What you should do: Write out every line of the material exactly as it appears.

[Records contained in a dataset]
** BEGIN **

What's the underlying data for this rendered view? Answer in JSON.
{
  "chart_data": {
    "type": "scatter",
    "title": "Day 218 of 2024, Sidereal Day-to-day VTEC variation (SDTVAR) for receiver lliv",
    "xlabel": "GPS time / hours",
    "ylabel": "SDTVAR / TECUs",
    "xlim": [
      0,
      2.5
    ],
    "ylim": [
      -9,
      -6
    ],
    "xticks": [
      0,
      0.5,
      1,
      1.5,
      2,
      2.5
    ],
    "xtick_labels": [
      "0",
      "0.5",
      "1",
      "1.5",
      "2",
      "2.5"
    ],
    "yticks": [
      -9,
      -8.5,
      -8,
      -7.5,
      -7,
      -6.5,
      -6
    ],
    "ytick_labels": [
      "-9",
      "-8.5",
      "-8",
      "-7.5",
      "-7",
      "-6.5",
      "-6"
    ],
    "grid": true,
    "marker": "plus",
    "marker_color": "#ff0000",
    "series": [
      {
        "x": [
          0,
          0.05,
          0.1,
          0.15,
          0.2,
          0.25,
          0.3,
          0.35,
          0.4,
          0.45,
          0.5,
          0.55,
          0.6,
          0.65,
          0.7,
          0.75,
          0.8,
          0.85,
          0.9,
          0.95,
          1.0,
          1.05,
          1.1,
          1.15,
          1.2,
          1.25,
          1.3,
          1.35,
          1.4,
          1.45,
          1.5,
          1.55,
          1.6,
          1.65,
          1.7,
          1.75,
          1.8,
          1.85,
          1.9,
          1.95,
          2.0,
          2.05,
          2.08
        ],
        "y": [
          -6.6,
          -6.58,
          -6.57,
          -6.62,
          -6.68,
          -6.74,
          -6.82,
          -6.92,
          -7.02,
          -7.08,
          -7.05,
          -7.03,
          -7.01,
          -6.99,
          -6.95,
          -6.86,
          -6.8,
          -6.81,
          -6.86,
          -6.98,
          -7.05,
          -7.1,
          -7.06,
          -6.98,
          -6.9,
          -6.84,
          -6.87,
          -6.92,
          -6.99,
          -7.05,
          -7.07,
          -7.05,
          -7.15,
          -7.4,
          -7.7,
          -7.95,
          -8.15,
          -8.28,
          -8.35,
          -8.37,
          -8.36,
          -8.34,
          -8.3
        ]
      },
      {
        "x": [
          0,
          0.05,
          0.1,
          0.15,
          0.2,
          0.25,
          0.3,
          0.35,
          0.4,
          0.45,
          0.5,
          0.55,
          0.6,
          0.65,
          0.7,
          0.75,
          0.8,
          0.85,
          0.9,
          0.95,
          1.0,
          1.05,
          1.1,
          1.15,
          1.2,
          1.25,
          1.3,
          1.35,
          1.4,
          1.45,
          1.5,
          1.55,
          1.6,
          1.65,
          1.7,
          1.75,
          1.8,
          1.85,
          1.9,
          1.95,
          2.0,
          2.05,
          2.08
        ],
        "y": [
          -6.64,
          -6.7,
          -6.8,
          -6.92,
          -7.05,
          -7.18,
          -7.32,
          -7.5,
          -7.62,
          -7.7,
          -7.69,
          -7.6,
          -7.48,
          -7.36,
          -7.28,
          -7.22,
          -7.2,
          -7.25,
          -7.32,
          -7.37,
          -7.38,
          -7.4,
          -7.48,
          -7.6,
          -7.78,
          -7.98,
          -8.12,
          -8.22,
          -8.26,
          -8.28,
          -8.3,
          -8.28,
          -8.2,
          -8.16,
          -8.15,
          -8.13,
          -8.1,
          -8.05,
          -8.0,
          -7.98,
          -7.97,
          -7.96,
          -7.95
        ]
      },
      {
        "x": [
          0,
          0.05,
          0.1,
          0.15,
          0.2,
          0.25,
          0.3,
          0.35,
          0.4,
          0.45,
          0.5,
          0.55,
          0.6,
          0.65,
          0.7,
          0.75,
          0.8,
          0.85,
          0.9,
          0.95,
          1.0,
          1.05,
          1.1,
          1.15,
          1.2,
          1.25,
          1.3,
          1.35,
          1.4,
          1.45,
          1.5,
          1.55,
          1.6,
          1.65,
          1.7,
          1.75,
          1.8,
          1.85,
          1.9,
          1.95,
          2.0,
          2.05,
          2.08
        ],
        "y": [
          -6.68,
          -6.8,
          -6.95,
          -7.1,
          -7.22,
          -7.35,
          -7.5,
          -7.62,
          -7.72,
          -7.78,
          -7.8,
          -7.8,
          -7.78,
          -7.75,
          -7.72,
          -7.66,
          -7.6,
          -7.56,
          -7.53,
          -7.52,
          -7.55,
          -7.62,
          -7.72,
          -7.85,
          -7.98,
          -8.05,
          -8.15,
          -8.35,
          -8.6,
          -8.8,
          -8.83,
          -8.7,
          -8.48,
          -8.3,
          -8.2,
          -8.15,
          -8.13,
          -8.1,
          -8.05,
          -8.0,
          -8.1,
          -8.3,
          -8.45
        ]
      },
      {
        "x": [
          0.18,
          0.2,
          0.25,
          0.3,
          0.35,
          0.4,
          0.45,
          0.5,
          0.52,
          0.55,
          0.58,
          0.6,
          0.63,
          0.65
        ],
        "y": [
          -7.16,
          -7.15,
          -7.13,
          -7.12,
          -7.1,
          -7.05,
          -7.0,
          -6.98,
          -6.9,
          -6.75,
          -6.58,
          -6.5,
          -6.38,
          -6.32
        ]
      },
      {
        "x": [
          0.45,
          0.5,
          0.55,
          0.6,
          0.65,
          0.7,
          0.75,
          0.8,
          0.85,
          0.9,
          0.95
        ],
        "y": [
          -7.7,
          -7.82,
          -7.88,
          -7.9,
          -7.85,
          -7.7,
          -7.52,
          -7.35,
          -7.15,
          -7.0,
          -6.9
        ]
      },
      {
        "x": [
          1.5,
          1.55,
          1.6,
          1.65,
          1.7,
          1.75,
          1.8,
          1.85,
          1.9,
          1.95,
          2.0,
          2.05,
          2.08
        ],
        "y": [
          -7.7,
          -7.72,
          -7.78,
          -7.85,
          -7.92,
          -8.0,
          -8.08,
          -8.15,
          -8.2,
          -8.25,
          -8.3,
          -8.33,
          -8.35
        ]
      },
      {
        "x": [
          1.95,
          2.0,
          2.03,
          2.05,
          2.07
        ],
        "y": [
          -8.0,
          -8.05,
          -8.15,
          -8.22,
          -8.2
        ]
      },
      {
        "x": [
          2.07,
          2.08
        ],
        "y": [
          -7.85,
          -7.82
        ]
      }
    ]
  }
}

** END **

Output for this task:
What's the underlying data for this rendered view? Answer in JSON.
{
  "chart_data": {
    "type": "scatter",
    "title": "Day 218 of 2024, Sidereal Day-to-day VTEC variation (SDTVAR) for receiver lliv",
    "xlabel": "GPS time / hours",
    "ylabel": "SDTVAR / TECUs",
    "xlim": [
      0,
      2.5
    ],
    "ylim": [
      -9,
      -6
    ],
    "xticks": [
      0,
      0.5,
      1,
      1.5,
      2,
      2.5
    ],
    "xtick_labels": [
      "0",
      "0.5",
      "1",
      "1.5",
      "2",
      "2.5"
    ],
    "yticks": [
      -9,
      -8.5,
      -8,
      -7.5,
      -7,
      -6.5,
      -6
    ],
    "ytick_labels": [
      "-9",
      "-8.5",
      "-8",
      "-7.5",
      "-7",
      "-6.5",
      "-6"
    ],
    "grid": true,
    "marker": "plus",
    "marker_color": "#ff0000",
    "series": [
      {
        "x": [
          0,
          0.05,
          0.1,
          0.15,
          0.2,
          0.25,
          0.3,
          0.35,
          0.4,
          0.45,
          0.5,
          0.55,
          0.6,
          0.65,
          0.7,
          0.75,
          0.8,
          0.85,
          0.9,
          0.95,
          1.0,
          1.05,
          1.1,
          1.15,
          1.2,
          1.25,
          1.3,
          1.35,
          1.4,
          1.45,
          1.5,
          1.55,
          1.6,
          1.65,
          1.7,
          1.75,
          1.8,
          1.85,
          1.9,
          1.95,
          2.0,
          2.05,
          2.08
        ],
        "y": [
          -6.6,
          -6.58,
          -6.57,
          -6.62,
          -6.68,
          -6.74,
          -6.82,
          -6.92,
          -7.02,
          -7.08,
          -7.05,
          -7.03,
          -7.01,
          -6.99,
          -6.95,
          -6.86,
          -6.8,
          -6.81,
          -6.86,
          -6.98,
          -7.05,
          -7.1,
          -7.06,
          -6.98,
          -6.9,
          -6.84,
          -6.87,
          -6.92,
          -6.99,
          -7.05,
          -7.07,
          -7.05,
          -7.15,
          -7.4,
          -7.7,
          -7.95,
          -8.15,
          -8.28,
          -8.35,
          -8.37,
          -8.36,
          -8.34,
          -8.3
        ]
      },
      {
        "x": [
          0,
          0.05,
          0.1,
          0.15,
          0.2,
          0.25,
          0.3,
          0.35,
          0.4,
          0.45,
          0.5,
          0.55,
          0.6,
          0.65,
          0.7,
          0.75,
          0.8,
          0.85,
          0.9,
          0.95,
          1.0,
          1.05,
          1.1,
          1.15,
          1.2,
          1.25,
          1.3,
          1.35,
          1.4,
          1.45,
          1.5,
          1.55,
          1.6,
          1.65,
          1.7,
          1.75,
          1.8,
          1.85,
          1.9,
          1.95,
          2.0,
          2.05,
          2.08
        ],
        "y": [
          -6.64,
          -6.7,
          -6.8,
          -6.92,
          -7.05,
          -7.18,
          -7.32,
          -7.5,
          -7.62,
          -7.7,
          -7.69,
          -7.6,
          -7.48,
          -7.36,
          -7.28,
          -7.22,
          -7.2,
          -7.25,
          -7.32,
          -7.37,
          -7.38,
          -7.4,
          -7.48,
          -7.6,
          -7.78,
          -7.98,
          -8.12,
          -8.22,
          -8.26,
          -8.28,
          -8.3,
          -8.28,
          -8.2,
          -8.16,
          -8.15,
          -8.13,
          -8.1,
          -8.05,
          -8.0,
          -7.98,
          -7.97,
          -7.96,
          -7.95
        ]
      },
      {
        "x": [
          0,
          0.05,
          0.1,
          0.15,
          0.2,
          0.25,
          0.3,
          0.35,
          0.4,
          0.45,
          0.5,
          0.55,
          0.6,
          0.65,
          0.7,
          0.75,
          0.8,
          0.85,
          0.9,
          0.95,
          1.0,
          1.05,
          1.1,
          1.15,
          1.2,
          1.25,
          1.3,
          1.35,
          1.4,
          1.45,
          1.5,
          1.55,
          1.6,
          1.65,
          1.7,
          1.75,
          1.8,
          1.85,
          1.9,
          1.95,
          2.0,
          2.05,
          2.08
        ],
        "y": [
          -6.68,
          -6.8,
          -6.95,
          -7.1,
          -7.22,
          -7.35,
          -7.5,
          -7.62,
          -7.72,
          -7.78,
          -7.8,
          -7.8,
          -7.78,
          -7.75,
          -7.72,
          -7.66,
          -7.6,
          -7.56,
          -7.53,
          -7.52,
          -7.55,
          -7.62,
          -7.72,
          -7.85,
          -7.98,
          -8.05,
          -8.15,
          -8.35,
          -8.6,
          -8.8,
          -8.83,
          -8.7,
          -8.48,
          -8.3,
          -8.2,
          -8.15,
          -8.13,
          -8.1,
          -8.05,
          -8.0,
          -8.1,
          -8.3,
          -8.45
        ]
      },
      {
        "x": [
          0.18,
          0.2,
          0.25,
          0.3,
          0.35,
          0.4,
          0.45,
          0.5,
          0.52,
          0.55,
          0.58,
          0.6,
          0.63,
          0.65
        ],
        "y": [
          -7.16,
          -7.15,
          -7.13,
          -7.12,
          -7.1,
          -7.05,
          -7.0,
          -6.98,
          -6.9,
          -6.75,
          -6.58,
          -6.5,
          -6.38,
          -6.32
        ]
      },
      {
        "x": [
          0.45,
          0.5,
          0.55,
          0.6,
          0.65,
          0.7,
          0.75,
          0.8,
          0.85,
          0.9,
          0.95
        ],
        "y": [
          -7.7,
          -7.82,
          -7.88,
          -7.9,
          -7.85,
          -7.7,
          -7.52,
          -7.35,
          -7.15,
          -7.0,
          -6.9
        ]
      },
      {
        "x": [
          1.5,
          1.55,
          1.6,
          1.65,
          1.7,
          1.75,
          1.8,
          1.85,
          1.9,
          1.95,
          2.0,
          2.05,
          2.08
        ],
        "y": [
          -7.7,
          -7.72,
          -7.78,
          -7.85,
          -7.92,
          -8.0,
          -8.08,
          -8.15,
          -8.2,
          -8.25,
          -8.3,
          -8.33,
          -8.35
        ]
      },
      {
        "x": [
          1.95,
          2.0,
          2.03,
          2.05,
          2.07
        ],
        "y": [
          -8.0,
          -8.05,
          -8.15,
          -8.22,
          -8.2
        ]
      },
      {
        "x": [
          2.07,
          2.08
        ],
        "y": [
          -7.85,
          -7.82
        ]
      }
    ]
  }
}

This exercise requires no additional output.